**PROVIDED RECORDS:**
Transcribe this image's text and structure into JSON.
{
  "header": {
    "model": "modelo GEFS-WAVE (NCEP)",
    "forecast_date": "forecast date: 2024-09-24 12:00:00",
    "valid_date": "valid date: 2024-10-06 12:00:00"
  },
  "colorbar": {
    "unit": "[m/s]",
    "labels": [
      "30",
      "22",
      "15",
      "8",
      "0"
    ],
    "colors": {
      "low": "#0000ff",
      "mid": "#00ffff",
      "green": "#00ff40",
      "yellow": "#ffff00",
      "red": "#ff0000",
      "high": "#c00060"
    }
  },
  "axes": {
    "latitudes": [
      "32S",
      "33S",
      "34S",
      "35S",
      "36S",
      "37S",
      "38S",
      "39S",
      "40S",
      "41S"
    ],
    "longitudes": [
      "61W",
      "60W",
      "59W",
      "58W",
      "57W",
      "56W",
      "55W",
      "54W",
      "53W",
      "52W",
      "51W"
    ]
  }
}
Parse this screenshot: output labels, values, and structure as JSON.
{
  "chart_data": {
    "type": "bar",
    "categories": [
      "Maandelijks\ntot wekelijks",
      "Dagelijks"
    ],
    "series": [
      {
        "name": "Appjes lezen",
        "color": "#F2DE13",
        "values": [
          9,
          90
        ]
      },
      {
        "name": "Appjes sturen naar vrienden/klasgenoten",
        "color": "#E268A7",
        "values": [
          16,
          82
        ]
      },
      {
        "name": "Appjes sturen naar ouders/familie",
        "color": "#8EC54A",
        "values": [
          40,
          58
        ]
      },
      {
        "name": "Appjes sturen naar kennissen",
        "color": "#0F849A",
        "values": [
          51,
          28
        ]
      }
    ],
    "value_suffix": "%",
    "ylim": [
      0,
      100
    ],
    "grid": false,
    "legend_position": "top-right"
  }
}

**EXERCISE:**
Of all the lines in the listing above, how many include "sturen"? Write only the number.

**ANSWER TO THIS EXERCISE:**
3